> **CHALLENGE**:
Work through the entries below and report how many lines include "replicação". The number alone is the answer.
━━ GIVEN DATA ━━
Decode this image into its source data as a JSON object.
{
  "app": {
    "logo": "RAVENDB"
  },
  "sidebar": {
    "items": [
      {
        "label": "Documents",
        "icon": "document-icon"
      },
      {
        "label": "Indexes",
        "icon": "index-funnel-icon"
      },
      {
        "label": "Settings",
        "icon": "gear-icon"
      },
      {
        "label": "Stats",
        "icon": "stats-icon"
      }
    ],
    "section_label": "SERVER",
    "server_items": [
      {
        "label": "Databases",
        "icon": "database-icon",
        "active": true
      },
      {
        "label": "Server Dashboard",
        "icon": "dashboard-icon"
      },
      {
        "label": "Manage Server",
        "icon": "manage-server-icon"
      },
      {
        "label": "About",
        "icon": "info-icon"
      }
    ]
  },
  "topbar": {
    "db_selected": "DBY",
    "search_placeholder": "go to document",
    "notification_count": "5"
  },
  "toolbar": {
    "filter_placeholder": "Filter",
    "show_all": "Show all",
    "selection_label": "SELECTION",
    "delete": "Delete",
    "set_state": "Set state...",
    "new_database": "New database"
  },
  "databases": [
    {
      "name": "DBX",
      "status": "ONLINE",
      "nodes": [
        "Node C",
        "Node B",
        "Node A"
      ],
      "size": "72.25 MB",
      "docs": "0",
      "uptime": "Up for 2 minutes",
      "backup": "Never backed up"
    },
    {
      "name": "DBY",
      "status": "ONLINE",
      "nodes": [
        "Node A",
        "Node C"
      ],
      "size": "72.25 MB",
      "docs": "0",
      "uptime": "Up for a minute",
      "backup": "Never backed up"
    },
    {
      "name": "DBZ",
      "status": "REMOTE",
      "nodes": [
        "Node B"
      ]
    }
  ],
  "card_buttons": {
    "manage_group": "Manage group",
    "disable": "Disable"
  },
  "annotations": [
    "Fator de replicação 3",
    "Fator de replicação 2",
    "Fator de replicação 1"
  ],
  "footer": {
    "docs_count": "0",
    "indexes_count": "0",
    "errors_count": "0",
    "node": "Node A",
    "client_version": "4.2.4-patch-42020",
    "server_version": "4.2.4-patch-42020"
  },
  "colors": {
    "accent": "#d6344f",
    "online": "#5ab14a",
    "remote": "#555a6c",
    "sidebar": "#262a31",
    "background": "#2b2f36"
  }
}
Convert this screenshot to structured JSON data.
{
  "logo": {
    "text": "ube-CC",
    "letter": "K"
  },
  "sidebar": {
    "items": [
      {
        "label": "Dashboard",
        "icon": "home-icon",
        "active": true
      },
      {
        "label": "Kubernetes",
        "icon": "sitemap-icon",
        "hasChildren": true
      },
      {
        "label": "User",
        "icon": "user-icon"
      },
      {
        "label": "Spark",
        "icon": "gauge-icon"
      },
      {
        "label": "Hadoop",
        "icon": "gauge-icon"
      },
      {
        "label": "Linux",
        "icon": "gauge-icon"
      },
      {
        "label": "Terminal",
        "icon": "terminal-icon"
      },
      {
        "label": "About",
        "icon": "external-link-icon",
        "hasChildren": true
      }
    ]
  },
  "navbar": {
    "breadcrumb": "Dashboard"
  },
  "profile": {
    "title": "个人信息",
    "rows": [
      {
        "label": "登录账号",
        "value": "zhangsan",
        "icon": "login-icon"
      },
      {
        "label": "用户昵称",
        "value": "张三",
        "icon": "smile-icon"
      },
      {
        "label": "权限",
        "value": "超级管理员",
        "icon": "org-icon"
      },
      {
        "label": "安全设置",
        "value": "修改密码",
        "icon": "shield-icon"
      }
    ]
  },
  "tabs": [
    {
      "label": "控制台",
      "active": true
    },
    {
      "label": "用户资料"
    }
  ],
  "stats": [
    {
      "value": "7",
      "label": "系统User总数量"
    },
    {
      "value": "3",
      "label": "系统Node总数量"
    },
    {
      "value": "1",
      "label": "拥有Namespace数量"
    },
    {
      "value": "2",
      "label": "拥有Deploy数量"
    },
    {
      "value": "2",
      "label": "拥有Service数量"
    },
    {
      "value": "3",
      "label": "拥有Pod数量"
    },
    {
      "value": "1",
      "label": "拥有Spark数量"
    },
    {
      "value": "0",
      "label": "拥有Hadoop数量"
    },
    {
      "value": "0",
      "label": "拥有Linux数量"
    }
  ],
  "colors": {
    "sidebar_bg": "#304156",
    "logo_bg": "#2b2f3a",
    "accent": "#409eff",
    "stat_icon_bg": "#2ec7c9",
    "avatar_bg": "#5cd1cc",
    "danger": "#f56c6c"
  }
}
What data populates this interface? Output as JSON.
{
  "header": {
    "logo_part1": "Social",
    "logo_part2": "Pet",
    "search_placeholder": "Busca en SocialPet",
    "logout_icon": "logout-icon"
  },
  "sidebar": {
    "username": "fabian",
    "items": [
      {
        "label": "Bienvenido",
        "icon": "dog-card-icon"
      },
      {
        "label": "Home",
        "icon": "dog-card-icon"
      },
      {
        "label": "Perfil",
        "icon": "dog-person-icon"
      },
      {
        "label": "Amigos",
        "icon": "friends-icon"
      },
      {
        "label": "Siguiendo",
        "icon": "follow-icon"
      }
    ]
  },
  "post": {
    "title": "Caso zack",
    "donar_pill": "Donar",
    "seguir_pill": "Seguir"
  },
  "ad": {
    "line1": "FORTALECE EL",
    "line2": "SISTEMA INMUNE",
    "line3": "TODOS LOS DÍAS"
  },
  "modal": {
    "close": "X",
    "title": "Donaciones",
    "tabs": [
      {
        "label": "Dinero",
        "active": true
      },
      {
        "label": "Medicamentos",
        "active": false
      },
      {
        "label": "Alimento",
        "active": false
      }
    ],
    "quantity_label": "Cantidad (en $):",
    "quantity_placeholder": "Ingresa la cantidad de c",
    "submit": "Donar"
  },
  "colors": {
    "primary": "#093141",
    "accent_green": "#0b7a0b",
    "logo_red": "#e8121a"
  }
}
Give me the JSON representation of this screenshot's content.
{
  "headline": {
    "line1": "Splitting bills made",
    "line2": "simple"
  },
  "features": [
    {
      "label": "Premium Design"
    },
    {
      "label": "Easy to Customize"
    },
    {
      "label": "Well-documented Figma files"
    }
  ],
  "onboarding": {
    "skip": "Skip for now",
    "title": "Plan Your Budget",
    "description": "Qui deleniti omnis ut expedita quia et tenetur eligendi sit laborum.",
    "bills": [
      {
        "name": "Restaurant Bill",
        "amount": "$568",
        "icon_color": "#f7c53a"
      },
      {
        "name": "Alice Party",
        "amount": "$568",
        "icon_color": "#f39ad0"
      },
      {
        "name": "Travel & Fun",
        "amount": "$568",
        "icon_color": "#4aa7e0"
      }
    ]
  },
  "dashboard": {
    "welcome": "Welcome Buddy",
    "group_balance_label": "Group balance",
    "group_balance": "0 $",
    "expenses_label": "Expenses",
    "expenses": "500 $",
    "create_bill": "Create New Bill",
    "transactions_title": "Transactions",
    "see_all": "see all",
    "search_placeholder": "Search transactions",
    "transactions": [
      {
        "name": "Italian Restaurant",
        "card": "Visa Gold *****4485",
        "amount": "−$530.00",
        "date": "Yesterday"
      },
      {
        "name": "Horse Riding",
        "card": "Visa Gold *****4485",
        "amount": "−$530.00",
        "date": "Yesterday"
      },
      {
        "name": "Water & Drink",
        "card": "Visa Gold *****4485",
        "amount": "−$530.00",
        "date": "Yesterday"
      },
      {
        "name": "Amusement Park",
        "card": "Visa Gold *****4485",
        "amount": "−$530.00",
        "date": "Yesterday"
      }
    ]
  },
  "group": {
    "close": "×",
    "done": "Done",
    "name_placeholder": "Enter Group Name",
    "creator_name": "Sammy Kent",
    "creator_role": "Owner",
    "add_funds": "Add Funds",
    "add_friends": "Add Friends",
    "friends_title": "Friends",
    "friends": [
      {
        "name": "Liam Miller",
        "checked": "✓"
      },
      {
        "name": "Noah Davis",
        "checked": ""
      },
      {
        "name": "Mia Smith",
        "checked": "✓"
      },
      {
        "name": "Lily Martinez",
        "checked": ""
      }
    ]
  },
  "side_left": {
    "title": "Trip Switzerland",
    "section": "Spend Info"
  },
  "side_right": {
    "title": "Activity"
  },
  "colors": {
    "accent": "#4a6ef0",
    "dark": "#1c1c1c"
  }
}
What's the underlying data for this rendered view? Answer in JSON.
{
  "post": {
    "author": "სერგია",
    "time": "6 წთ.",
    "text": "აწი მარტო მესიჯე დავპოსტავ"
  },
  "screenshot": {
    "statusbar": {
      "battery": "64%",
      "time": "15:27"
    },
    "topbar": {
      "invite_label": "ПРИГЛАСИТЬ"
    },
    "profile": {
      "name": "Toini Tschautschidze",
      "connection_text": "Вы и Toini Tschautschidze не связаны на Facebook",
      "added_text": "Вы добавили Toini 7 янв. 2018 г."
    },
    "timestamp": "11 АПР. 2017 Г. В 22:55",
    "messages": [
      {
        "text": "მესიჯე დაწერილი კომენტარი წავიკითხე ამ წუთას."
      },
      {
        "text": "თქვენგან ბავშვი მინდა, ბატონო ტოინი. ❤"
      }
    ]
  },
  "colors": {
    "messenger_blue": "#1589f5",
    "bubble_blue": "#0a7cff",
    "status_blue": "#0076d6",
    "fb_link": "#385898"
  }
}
━━━
> **SOLUTION TO THIS EXERCISE**:
3